──────── Entries provided

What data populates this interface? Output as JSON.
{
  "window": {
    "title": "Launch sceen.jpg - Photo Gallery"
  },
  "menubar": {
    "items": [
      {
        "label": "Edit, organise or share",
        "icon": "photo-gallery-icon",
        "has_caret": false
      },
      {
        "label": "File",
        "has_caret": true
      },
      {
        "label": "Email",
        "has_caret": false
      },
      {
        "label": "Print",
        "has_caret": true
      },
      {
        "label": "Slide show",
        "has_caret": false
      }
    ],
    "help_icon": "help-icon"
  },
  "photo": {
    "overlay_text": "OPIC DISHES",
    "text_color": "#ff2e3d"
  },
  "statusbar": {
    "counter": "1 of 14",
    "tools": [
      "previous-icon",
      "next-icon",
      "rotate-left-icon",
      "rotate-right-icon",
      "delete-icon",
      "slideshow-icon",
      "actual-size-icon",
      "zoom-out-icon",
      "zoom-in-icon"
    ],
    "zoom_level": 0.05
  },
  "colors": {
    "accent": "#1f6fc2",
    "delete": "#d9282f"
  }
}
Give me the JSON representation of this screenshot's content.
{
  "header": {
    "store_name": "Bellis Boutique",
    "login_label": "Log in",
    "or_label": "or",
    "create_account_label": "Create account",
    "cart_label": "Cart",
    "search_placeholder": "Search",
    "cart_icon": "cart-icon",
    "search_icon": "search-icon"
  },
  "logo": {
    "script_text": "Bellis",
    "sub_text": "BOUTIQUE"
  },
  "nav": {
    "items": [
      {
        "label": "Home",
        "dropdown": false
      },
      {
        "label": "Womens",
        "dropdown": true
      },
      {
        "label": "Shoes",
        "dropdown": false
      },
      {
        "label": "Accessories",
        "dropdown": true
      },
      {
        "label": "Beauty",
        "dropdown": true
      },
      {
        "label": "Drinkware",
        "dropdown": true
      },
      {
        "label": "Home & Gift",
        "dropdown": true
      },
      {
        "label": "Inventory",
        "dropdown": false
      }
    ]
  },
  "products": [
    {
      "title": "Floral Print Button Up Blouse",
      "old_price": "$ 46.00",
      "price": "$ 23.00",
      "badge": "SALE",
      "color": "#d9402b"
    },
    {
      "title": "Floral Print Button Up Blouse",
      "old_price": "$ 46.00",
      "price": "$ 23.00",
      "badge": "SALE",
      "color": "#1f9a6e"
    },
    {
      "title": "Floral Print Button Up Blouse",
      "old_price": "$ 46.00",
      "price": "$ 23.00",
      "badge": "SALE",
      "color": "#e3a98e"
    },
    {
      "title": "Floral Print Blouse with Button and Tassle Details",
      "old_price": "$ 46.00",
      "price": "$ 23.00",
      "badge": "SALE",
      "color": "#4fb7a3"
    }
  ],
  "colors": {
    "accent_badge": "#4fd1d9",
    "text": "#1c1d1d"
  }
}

────────────────

● Task directions:
Write each line above out exactly.

● Task answer:
What data populates this interface? Output as JSON.
{
  "window": {
    "title": "Launch sceen.jpg - Photo Gallery"
  },
  "menubar": {
    "items": [
      {
        "label": "Edit, organise or share",
        "icon": "photo-gallery-icon",
        "has_caret": false
      },
      {
        "label": "File",
        "has_caret": true
      },
      {
        "label": "Email",
        "has_caret": false
      },
      {
        "label": "Print",
        "has_caret": true
      },
      {
        "label": "Slide show",
        "has_caret": false
      }
    ],
    "help_icon": "help-icon"
  },
  "photo": {
    "overlay_text": "OPIC DISHES",
    "text_color": "#ff2e3d"
  },
  "statusbar": {
    "counter": "1 of 14",
    "tools": [
      "previous-icon",
      "next-icon",
      "rotate-left-icon",
      "rotate-right-icon",
      "delete-icon",
      "slideshow-icon",
      "actual-size-icon",
      "zoom-out-icon",
      "zoom-in-icon"
    ],
    "zoom_level": 0.05
  },
  "colors": {
    "accent": "#1f6fc2",
    "delete": "#d9282f"
  }
}
Give me the JSON representation of this screenshot's content.
{
  "header": {
    "store_name": "Bellis Boutique",
    "login_label": "Log in",
    "or_label": "or",
    "create_account_label": "Create account",
    "cart_label": "Cart",
    "search_placeholder": "Search",
    "cart_icon": "cart-icon",
    "search_icon": "search-icon"
  },
  "logo": {
    "script_text": "Bellis",
    "sub_text": "BOUTIQUE"
  },
  "nav": {
    "items": [
      {
        "label": "Home",
        "dropdown": false
      },
      {
        "label": "Womens",
        "dropdown": true
      },
      {
        "label": "Shoes",
        "dropdown": false
      },
      {
        "label": "Accessories",
        "dropdown": true
      },
      {
        "label": "Beauty",
        "dropdown": true
      },
      {
        "label": "Drinkware",
        "dropdown": true
      },
      {
        "label": "Home & Gift",
        "dropdown": true
      },
      {
        "label": "Inventory",
        "dropdown": false
      }
    ]
  },
  "products": [
    {
      "title": "Floral Print Button Up Blouse",
      "old_price": "$ 46.00",
      "price": "$ 23.00",
      "badge": "SALE",
      "color": "#d9402b"
    },
    {
      "title": "Floral Print Button Up Blouse",
      "old_price": "$ 46.00",
      "price": "$ 23.00",
      "badge": "SALE",
      "color": "#1f9a6e"
    },
    {
      "title": "Floral Print Button Up Blouse",
      "old_price": "$ 46.00",
      "price": "$ 23.00",
      "badge": "SALE",
      "color": "#e3a98e"
    },
    {
      "title": "Floral Print Blouse with Button and Tassle Details",
      "old_price": "$ 46.00",
      "price": "$ 23.00",
      "badge": "SALE",
      "color": "#4fb7a3"
    }
  ],
  "colors": {
    "accent_badge": "#4fd1d9",
    "text": "#1c1d1d"
  }
}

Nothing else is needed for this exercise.